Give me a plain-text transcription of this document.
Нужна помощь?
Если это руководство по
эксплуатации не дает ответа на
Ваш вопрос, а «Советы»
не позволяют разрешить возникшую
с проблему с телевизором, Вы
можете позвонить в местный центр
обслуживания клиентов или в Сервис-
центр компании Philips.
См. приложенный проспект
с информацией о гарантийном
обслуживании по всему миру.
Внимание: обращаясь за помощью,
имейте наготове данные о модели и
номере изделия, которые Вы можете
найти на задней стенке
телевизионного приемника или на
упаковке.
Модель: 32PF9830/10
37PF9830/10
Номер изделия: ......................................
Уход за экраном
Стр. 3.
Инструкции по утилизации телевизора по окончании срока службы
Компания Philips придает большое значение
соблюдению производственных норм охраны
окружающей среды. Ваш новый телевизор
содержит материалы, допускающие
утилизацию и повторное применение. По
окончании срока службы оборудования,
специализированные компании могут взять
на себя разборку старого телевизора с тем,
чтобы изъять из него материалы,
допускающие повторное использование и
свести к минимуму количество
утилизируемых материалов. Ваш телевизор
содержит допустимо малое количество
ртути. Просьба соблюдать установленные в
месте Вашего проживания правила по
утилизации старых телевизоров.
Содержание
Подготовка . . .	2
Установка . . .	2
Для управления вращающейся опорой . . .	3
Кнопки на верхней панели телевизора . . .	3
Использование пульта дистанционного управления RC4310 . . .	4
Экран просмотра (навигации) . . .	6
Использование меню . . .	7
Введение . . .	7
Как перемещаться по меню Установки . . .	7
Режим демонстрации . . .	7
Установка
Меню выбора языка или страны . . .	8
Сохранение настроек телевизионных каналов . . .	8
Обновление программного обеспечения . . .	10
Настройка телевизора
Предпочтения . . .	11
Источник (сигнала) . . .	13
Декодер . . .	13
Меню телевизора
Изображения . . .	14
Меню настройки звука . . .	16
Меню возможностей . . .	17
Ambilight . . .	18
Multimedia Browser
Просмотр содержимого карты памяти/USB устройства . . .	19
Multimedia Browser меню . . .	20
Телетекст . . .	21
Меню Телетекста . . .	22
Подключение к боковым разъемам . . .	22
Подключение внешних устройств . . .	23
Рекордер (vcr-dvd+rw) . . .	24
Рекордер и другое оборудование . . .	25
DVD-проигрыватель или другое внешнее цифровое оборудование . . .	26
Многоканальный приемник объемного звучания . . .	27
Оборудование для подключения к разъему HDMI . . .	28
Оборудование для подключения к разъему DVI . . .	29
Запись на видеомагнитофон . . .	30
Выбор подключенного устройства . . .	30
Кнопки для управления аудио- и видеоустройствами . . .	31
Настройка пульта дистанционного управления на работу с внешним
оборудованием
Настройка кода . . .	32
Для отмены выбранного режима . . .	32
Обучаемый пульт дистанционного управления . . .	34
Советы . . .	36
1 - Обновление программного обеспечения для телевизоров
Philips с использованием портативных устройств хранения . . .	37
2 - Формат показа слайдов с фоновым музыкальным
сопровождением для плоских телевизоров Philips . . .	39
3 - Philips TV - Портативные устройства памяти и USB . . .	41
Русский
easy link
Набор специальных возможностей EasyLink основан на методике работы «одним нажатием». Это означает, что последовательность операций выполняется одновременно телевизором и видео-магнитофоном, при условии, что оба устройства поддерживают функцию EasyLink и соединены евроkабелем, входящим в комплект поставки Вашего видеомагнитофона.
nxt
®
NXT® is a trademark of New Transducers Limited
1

______________________________

Count every line of the records that holds the string "срока". Write only the total.

2